[Written instruction] Starting with the line that includes "Parse this screenshot: output", write out every remaining line of the records below exactly as it appears, leaving out any images.

[Provided data]
━━━━

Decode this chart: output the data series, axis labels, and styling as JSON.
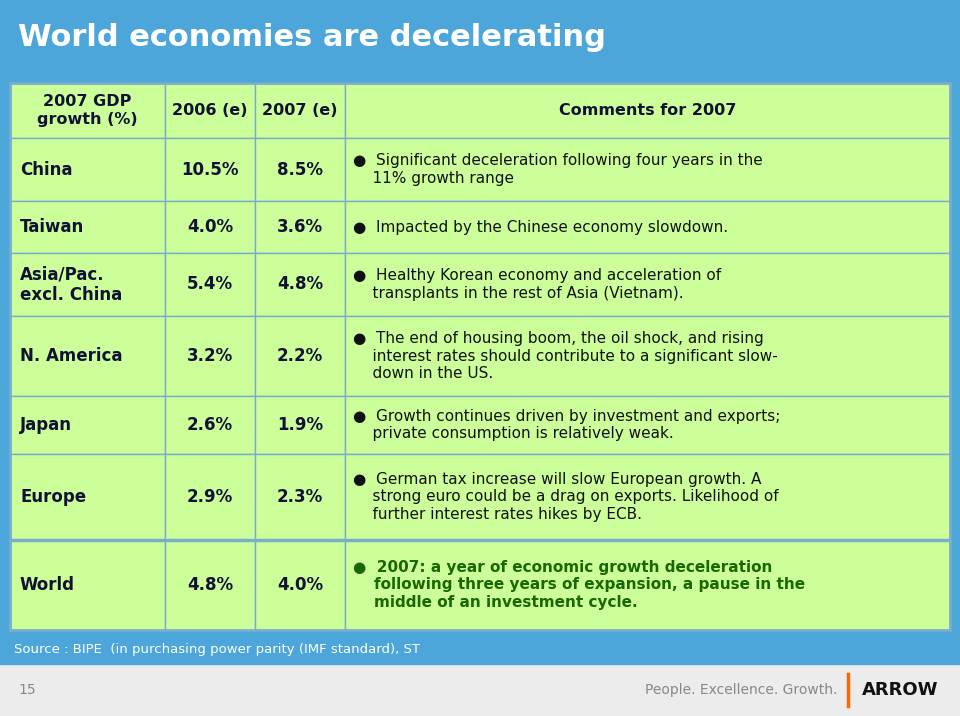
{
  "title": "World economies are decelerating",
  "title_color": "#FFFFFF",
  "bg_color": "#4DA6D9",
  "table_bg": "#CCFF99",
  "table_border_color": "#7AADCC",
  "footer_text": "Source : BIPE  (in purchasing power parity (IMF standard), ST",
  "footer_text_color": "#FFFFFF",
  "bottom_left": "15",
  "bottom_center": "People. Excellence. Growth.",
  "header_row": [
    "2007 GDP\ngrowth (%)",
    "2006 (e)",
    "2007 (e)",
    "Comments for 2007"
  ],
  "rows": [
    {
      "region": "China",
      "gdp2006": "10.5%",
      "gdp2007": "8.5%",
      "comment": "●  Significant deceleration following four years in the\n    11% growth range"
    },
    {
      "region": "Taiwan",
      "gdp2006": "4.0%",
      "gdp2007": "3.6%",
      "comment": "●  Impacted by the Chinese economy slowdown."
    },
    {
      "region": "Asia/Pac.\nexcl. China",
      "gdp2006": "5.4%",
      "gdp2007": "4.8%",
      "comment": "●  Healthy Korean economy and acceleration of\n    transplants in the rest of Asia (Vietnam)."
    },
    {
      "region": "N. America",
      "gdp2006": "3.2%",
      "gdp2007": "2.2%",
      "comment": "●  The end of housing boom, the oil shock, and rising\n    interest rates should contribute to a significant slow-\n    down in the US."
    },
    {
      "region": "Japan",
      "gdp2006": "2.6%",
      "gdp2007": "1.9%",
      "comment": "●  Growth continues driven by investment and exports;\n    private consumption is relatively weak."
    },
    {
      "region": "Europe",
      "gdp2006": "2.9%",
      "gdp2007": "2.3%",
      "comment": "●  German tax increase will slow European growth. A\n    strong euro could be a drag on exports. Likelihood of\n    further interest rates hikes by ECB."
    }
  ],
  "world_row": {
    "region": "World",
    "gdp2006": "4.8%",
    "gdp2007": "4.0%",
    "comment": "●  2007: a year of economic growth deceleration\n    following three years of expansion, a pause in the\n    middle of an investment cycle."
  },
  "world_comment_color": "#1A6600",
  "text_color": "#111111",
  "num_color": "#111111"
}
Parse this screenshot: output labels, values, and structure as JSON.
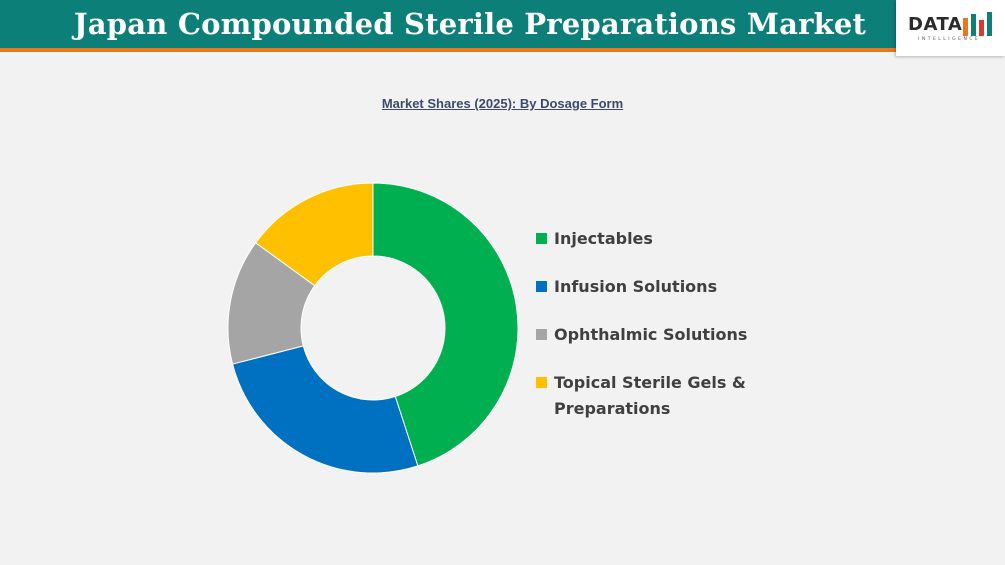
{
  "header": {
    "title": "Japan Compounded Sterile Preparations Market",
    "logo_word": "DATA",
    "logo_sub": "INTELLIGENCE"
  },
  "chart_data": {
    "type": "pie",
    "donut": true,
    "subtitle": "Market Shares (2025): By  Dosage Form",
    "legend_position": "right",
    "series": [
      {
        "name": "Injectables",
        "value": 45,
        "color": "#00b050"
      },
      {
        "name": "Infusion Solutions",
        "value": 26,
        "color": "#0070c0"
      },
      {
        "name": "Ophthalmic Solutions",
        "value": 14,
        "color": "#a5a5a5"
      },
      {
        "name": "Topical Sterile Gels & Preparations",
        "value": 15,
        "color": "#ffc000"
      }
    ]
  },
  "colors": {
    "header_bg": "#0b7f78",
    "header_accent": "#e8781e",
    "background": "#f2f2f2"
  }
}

━━━━

[Exercise solution]
Parse this screenshot: output labels, values, and structure as JSON.
{
  "header": {
    "title": "Japan Compounded Sterile Preparations Market",
    "logo_word": "DATA",
    "logo_sub": "INTELLIGENCE"
  },
  "chart_data": {
    "type": "pie",
    "donut": true,
    "subtitle": "Market Shares (2025): By  Dosage Form",
    "legend_position": "right",
    "series": [
      {
        "name": "Injectables",
        "value": 45,
        "color": "#00b050"
      },
      {
        "name": "Infusion Solutions",
        "value": 26,
        "color": "#0070c0"
      },
      {
        "name": "Ophthalmic Solutions",
        "value": 14,
        "color": "#a5a5a5"
      },
      {
        "name": "Topical Sterile Gels & Preparations",
        "value": 15,
        "color": "#ffc000"
      }
    ]
  },
  "colors": {
    "header_bg": "#0b7f78",
    "header_accent": "#e8781e",
    "background": "#f2f2f2"
  }
}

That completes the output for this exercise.